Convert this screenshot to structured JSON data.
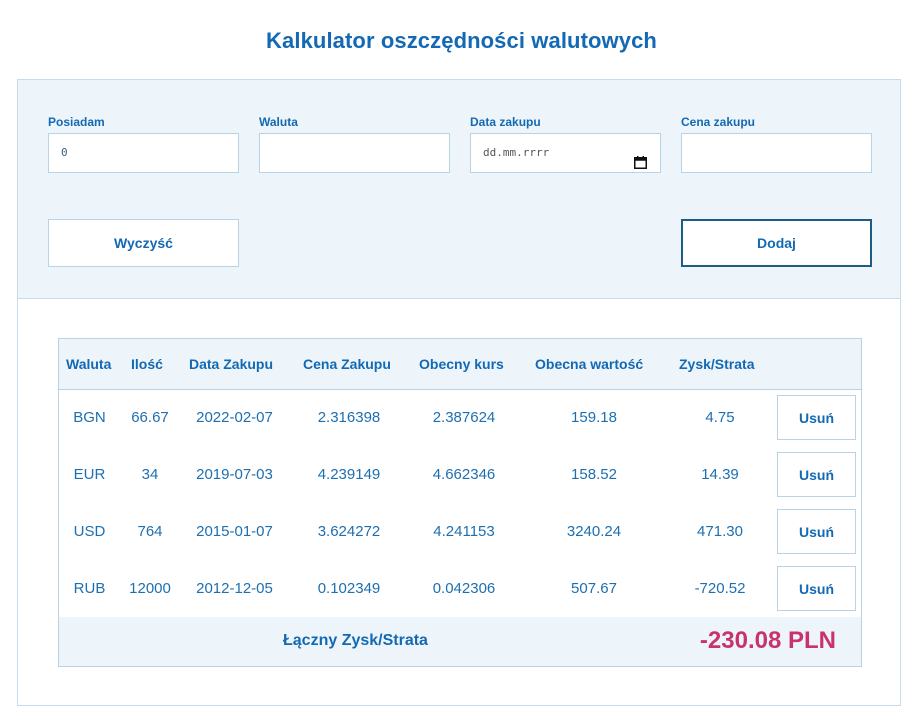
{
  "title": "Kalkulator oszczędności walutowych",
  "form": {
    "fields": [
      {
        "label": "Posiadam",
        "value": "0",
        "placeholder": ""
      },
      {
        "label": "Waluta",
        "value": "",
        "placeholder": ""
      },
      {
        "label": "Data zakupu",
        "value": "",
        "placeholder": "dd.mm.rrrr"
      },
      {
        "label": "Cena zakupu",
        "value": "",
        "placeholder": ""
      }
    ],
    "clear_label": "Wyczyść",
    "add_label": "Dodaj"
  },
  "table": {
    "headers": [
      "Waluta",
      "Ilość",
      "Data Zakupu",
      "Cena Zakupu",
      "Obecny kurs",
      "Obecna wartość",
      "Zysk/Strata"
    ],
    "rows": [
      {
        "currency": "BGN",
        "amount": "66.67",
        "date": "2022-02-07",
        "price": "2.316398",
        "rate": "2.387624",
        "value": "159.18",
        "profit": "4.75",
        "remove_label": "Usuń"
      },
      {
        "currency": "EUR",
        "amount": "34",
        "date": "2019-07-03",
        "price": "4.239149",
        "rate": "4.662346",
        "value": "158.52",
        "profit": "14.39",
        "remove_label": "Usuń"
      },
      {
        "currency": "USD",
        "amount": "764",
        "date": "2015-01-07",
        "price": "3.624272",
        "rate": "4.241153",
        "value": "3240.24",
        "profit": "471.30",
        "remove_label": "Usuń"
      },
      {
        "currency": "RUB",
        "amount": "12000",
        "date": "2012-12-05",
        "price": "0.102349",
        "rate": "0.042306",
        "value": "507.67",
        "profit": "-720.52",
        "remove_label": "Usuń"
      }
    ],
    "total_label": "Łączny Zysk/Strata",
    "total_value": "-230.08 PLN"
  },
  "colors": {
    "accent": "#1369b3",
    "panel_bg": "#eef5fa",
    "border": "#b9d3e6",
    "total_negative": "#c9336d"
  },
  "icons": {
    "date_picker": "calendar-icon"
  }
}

◆ ◆ ◆ ◆ ◆

• [INSTRUCTIONS TO FOLLOW] Identify which lines contain the word "rate" and copy each one.

• [THE SOLUTION]
        "rate": "2.387624",
        "rate": "4.662346",
        "rate": "4.241153",
        "rate": "0.042306",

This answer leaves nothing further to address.